- Data records:
━━━━━━━━

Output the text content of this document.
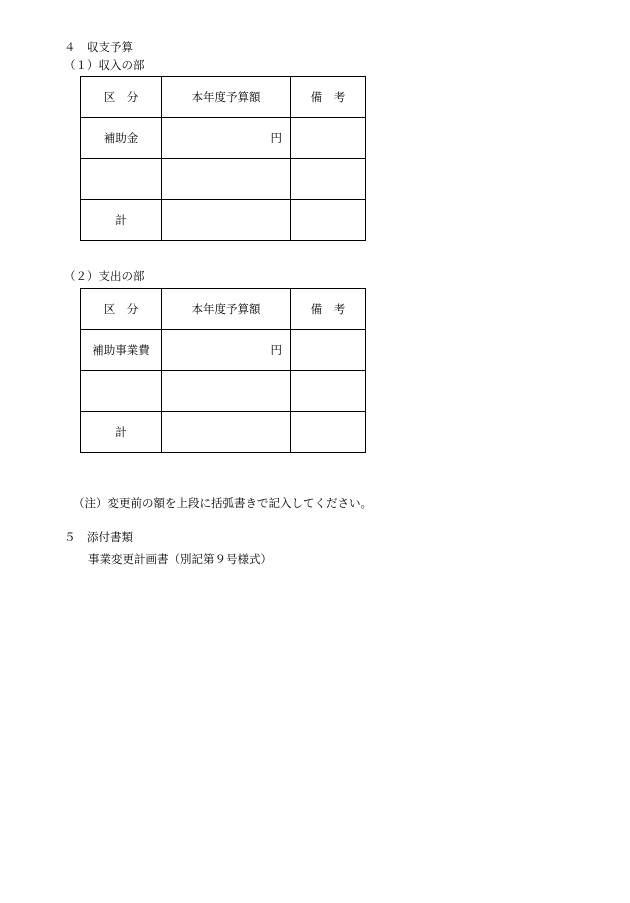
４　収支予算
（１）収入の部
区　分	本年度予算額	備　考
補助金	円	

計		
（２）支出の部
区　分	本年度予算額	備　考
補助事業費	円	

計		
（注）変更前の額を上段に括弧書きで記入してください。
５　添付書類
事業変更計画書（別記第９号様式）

━━━━━━━━

- Exercise task:
Repeat the data exactly, without the pictures.

- Response to this task:
Output the text content of this document.
４　収支予算
（１）収入の部
区　分	本年度予算額	備　考
補助金	円	

計		
（２）支出の部
区　分	本年度予算額	備　考
補助事業費	円	

計		
（注）変更前の額を上段に括弧書きで記入してください。
５　添付書類
事業変更計画書（別記第９号様式）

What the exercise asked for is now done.